- WHAT TO WORK ON:
Repeat the data verbatim.
## START DATA FOR THIS TASK
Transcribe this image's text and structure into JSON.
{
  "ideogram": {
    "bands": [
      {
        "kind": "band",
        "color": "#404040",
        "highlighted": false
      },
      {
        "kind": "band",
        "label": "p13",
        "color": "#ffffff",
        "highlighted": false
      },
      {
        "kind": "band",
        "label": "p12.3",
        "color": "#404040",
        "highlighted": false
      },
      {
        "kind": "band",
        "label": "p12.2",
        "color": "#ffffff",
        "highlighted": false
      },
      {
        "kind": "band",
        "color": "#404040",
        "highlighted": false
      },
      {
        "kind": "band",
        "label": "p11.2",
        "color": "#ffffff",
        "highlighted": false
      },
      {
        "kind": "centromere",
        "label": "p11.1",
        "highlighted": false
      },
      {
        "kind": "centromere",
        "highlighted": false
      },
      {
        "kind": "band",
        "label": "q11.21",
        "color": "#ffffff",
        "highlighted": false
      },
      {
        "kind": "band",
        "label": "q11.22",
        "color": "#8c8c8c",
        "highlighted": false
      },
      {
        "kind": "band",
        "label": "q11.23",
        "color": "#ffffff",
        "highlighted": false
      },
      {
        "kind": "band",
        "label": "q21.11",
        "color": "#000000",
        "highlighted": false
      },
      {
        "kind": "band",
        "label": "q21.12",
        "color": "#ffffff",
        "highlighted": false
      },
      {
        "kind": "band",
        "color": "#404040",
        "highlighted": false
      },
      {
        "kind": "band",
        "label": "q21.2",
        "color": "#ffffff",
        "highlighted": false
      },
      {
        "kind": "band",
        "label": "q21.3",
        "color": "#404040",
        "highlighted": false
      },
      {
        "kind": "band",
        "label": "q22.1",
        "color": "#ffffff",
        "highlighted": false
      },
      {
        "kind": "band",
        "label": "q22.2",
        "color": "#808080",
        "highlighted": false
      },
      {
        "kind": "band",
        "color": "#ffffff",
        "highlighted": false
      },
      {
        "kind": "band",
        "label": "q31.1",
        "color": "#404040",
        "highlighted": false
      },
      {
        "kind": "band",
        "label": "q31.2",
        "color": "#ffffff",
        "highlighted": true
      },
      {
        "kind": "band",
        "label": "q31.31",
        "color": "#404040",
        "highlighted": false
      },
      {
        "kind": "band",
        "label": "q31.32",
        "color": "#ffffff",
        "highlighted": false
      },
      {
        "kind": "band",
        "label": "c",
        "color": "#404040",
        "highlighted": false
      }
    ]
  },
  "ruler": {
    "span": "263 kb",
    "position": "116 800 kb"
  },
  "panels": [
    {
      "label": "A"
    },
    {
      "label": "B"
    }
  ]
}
## END DATA FOR THIS TASK
- RESPONSE FOR THIS EXERCISE:
Transcribe this image's text and structure into JSON.
{
  "ideogram": {
    "bands": [
      {
        "kind": "band",
        "color": "#404040",
        "highlighted": false
      },
      {
        "kind": "band",
        "label": "p13",
        "color": "#ffffff",
        "highlighted": false
      },
      {
        "kind": "band",
        "label": "p12.3",
        "color": "#404040",
        "highlighted": false
      },
      {
        "kind": "band",
        "label": "p12.2",
        "color": "#ffffff",
        "highlighted": false
      },
      {
        "kind": "band",
        "color": "#404040",
        "highlighted": false
      },
      {
        "kind": "band",
        "label": "p11.2",
        "color": "#ffffff",
        "highlighted": false
      },
      {
        "kind": "centromere",
        "label": "p11.1",
        "highlighted": false
      },
      {
        "kind": "centromere",
        "highlighted": false
      },
      {
        "kind": "band",
        "label": "q11.21",
        "color": "#ffffff",
        "highlighted": false
      },
      {
        "kind": "band",
        "label": "q11.22",
        "color": "#8c8c8c",
        "highlighted": false
      },
      {
        "kind": "band",
        "label": "q11.23",
        "color": "#ffffff",
        "highlighted": false
      },
      {
        "kind": "band",
        "label": "q21.11",
        "color": "#000000",
        "highlighted": false
      },
      {
        "kind": "band",
        "label": "q21.12",
        "color": "#ffffff",
        "highlighted": false
      },
      {
        "kind": "band",
        "color": "#404040",
        "highlighted": false
      },
      {
        "kind": "band",
        "label": "q21.2",
        "color": "#ffffff",
        "highlighted": false
      },
      {
        "kind": "band",
        "label": "q21.3",
        "color": "#404040",
        "highlighted": false
      },
      {
        "kind": "band",
        "label": "q22.1",
        "color": "#ffffff",
        "highlighted": false
      },
      {
        "kind": "band",
        "label": "q22.2",
        "color": "#808080",
        "highlighted": false
      },
      {
        "kind": "band",
        "color": "#ffffff",
        "highlighted": false
      },
      {
        "kind": "band",
        "label": "q31.1",
        "color": "#404040",
        "highlighted": false
      },
      {
        "kind": "band",
        "label": "q31.2",
        "color": "#ffffff",
        "highlighted": true
      },
      {
        "kind": "band",
        "label": "q31.31",
        "color": "#404040",
        "highlighted": false
      },
      {
        "kind": "band",
        "label": "q31.32",
        "color": "#ffffff",
        "highlighted": false
      },
      {
        "kind": "band",
        "label": "c",
        "color": "#404040",
        "highlighted": false
      }
    ]
  },
  "ruler": {
    "span": "263 kb",
    "position": "116 800 kb"
  },
  "panels": [
    {
      "label": "A"
    },
    {
      "label": "B"
    }
  ]
}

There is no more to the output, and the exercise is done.